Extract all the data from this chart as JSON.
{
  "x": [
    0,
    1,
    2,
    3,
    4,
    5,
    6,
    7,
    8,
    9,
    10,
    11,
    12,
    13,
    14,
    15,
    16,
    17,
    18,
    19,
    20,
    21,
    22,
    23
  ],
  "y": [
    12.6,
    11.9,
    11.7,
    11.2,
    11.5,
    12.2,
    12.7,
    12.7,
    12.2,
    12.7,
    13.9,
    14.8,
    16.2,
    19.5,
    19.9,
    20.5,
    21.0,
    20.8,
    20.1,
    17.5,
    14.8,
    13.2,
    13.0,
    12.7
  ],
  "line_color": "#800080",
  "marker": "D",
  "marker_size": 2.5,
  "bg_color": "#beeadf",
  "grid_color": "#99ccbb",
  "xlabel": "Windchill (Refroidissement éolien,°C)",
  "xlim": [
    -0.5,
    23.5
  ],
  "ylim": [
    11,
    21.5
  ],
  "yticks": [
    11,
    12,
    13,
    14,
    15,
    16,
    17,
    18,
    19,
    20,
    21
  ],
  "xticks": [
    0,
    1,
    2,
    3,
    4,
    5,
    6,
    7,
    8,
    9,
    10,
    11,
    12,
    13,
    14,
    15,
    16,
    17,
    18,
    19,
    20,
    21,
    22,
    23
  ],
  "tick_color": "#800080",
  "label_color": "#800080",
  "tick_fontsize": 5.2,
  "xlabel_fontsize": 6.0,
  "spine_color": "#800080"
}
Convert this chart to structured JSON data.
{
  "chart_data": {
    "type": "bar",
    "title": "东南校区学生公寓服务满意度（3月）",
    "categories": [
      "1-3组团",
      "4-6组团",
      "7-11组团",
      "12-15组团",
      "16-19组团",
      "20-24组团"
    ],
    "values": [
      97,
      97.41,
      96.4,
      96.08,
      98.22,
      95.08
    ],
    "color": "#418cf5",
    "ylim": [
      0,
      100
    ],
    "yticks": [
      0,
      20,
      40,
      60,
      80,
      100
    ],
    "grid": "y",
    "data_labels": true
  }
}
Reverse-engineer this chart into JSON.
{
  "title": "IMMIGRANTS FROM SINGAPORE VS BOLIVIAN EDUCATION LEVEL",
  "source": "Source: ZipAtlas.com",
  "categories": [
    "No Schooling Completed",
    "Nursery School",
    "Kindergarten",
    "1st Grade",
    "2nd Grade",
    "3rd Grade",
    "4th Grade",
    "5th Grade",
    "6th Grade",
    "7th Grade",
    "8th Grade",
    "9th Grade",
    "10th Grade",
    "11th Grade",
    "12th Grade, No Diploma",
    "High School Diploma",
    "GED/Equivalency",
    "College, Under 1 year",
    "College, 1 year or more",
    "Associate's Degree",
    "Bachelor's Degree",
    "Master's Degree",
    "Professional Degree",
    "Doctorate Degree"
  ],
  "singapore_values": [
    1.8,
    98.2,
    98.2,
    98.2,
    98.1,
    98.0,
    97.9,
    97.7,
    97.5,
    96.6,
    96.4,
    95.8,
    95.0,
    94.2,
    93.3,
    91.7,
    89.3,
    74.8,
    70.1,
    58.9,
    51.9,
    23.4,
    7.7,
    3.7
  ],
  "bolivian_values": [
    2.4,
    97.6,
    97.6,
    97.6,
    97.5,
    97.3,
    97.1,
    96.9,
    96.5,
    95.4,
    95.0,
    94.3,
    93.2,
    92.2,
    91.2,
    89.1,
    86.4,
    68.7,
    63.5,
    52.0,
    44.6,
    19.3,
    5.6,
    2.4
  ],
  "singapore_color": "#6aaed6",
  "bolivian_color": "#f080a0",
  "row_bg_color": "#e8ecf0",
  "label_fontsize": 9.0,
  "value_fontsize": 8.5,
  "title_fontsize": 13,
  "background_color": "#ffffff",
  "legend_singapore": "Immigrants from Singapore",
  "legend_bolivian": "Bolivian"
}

§ §

> **Request**
Find how many lines in the listing hold "JSON", and reply with that number only.

> **Response to this exercise**
3